The input:
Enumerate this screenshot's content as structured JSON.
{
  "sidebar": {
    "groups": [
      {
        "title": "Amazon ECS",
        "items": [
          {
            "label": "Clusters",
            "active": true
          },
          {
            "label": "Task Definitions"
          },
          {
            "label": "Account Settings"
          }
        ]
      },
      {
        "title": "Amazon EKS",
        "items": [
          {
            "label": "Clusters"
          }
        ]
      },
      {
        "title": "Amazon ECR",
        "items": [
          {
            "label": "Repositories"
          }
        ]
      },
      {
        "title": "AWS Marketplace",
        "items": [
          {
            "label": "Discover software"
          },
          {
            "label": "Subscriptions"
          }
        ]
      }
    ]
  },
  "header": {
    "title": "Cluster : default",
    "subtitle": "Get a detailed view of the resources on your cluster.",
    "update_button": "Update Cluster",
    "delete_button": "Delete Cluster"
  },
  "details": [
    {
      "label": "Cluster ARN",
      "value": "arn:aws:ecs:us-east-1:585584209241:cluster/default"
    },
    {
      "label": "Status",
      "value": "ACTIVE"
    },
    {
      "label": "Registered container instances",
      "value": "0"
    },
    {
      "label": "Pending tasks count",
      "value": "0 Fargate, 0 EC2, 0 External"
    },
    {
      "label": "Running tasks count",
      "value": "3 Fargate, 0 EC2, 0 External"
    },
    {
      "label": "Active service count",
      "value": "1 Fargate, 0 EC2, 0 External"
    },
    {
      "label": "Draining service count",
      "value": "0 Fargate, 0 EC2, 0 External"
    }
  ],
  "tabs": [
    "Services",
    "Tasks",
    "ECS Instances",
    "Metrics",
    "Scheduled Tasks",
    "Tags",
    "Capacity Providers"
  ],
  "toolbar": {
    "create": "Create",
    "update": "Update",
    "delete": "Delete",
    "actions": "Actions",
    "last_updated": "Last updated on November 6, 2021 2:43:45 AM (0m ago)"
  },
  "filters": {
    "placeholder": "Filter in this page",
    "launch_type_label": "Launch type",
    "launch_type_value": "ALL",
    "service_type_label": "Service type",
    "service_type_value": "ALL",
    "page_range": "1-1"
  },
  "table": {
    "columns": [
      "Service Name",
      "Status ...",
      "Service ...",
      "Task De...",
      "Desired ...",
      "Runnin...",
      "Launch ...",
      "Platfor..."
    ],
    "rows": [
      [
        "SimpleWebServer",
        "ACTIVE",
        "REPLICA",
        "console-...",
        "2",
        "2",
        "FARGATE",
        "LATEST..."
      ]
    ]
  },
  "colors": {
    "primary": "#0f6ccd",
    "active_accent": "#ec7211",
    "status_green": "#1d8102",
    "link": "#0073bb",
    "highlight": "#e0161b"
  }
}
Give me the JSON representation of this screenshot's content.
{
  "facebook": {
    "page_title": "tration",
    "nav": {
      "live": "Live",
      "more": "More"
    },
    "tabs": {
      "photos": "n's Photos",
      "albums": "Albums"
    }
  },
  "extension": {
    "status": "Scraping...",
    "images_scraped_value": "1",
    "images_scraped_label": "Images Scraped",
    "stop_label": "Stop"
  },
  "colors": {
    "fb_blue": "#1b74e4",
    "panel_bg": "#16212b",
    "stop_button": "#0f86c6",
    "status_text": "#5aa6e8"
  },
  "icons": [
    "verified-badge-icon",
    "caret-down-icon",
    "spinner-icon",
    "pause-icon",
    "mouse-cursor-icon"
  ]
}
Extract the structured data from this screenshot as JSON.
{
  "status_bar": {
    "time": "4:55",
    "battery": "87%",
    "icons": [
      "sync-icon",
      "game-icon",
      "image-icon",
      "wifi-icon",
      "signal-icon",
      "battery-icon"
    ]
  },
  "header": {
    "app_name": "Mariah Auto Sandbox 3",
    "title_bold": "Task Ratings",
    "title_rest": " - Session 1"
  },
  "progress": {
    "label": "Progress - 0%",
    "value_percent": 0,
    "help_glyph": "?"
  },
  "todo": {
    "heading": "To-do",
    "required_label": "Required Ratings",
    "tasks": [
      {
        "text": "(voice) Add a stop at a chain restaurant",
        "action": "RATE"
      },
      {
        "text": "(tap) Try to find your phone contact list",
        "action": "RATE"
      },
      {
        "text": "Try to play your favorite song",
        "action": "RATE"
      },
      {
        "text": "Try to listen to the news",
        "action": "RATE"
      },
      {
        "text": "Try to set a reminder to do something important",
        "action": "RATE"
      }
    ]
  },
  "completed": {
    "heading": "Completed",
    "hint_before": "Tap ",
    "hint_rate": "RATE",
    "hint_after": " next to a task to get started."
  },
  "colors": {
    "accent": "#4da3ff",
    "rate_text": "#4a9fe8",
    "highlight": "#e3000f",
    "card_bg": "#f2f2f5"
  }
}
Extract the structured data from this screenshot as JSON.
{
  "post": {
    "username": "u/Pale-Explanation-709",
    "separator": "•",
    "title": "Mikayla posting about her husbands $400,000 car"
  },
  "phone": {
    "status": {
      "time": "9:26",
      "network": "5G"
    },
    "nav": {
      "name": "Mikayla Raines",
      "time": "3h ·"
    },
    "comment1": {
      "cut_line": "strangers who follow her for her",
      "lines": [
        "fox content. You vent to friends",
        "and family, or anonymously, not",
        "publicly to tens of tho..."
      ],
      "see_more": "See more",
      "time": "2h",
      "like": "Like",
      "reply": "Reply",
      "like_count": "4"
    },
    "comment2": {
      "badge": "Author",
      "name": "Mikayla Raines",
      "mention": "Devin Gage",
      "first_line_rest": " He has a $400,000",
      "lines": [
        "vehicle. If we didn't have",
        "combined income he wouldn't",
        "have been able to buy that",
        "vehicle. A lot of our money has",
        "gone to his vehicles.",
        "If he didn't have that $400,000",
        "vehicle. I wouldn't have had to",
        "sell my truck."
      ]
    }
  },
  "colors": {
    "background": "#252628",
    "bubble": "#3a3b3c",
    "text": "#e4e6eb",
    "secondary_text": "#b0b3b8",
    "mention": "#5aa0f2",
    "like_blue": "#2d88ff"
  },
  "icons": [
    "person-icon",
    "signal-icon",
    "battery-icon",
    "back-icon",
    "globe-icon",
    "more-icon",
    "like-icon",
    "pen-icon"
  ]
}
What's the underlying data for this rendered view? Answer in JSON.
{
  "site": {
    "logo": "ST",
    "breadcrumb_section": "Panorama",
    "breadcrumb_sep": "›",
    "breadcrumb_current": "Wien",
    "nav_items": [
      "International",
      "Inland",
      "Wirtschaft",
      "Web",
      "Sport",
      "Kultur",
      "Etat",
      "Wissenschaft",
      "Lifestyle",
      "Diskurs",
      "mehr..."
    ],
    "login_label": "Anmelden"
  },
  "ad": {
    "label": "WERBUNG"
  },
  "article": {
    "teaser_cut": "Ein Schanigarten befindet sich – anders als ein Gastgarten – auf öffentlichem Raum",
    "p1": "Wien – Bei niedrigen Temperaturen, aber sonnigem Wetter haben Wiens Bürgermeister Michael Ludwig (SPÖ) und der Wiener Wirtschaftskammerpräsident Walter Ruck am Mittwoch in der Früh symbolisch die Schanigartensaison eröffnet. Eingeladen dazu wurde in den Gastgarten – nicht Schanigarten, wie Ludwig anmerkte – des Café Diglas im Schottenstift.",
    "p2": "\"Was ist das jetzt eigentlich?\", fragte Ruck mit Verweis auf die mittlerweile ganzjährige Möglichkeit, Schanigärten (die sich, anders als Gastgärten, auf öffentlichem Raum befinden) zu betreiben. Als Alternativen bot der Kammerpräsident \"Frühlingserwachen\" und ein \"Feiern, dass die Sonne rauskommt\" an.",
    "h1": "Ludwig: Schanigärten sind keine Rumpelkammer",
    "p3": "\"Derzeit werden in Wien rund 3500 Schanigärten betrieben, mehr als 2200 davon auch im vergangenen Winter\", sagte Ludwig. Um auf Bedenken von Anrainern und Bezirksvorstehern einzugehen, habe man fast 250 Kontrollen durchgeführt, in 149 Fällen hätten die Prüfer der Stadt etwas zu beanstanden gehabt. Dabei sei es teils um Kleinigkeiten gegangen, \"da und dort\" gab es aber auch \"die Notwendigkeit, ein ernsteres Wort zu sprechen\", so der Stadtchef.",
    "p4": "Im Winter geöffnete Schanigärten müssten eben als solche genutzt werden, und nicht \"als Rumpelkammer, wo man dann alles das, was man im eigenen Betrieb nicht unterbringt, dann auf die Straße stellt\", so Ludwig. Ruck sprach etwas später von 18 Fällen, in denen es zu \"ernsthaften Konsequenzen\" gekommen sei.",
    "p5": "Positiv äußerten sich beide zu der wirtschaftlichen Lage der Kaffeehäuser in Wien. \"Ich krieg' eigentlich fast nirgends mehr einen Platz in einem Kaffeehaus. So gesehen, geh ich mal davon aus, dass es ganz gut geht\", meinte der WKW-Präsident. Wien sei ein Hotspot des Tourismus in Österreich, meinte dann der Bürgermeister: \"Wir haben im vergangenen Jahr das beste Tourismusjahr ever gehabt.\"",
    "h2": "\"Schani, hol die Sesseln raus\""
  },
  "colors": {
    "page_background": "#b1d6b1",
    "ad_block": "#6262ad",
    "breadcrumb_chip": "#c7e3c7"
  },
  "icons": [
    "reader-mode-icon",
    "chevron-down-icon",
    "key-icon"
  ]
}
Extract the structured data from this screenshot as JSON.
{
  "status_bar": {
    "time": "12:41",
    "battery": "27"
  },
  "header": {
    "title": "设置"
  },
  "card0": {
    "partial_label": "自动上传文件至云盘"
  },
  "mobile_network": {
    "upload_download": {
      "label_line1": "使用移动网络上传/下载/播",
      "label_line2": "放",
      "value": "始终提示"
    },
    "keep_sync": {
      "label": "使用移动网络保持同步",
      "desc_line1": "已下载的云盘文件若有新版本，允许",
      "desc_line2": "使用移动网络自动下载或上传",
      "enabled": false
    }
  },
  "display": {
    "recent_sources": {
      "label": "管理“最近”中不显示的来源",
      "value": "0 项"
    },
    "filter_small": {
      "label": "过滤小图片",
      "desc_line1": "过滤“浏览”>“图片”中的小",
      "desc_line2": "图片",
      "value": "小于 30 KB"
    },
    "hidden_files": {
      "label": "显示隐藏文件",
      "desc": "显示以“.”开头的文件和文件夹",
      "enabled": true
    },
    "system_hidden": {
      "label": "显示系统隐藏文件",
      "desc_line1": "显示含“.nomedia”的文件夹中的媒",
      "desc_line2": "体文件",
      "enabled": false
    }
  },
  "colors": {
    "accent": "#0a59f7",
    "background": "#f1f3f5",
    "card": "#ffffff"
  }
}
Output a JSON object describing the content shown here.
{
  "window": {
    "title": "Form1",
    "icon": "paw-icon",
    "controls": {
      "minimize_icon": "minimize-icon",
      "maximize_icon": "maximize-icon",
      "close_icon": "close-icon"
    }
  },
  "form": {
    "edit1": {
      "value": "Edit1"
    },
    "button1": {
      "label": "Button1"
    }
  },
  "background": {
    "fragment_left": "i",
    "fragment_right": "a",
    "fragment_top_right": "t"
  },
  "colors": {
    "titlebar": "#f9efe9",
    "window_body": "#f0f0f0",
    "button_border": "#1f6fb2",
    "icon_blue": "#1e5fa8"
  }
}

Exercise description: Among the lines of the material, find those that hold the word "sich" and copy them.

Full output:
    "teaser_cut": "Ein Schanigarten befindet sich – anders als ein Gastgarten – auf öffentlichem Raum",
    "p2": "\"Was ist das jetzt eigentlich?\", fragte Ruck mit Verweis auf die mittlerweile ganzjährige Möglichkeit, Schanigärten (die sich, anders als Gastgärten, auf öffentlichem Raum befinden) zu betreiben. Als Alternativen bot der Kammerpräsident \"Frühlingserwachen\" und ein \"Feiern, dass die Sonne rauskommt\" an.",
    "p5": "Positiv äußerten sich beide zu der wirtschaftlichen Lage der Kaffeehäuser in Wien. \"Ich krieg' eigentlich fast nirgends mehr einen Platz in einem Kaffeehaus. So gesehen, geh ich mal davon aus, dass es ganz gut geht\", meinte der WKW-Präsident. Wien sei ein Hotspot des Tourismus in Österreich, meinte dann der Bürgermeister: \"Wir haben im vergangenen Jahr das beste Tourismusjahr ever gehabt.\"",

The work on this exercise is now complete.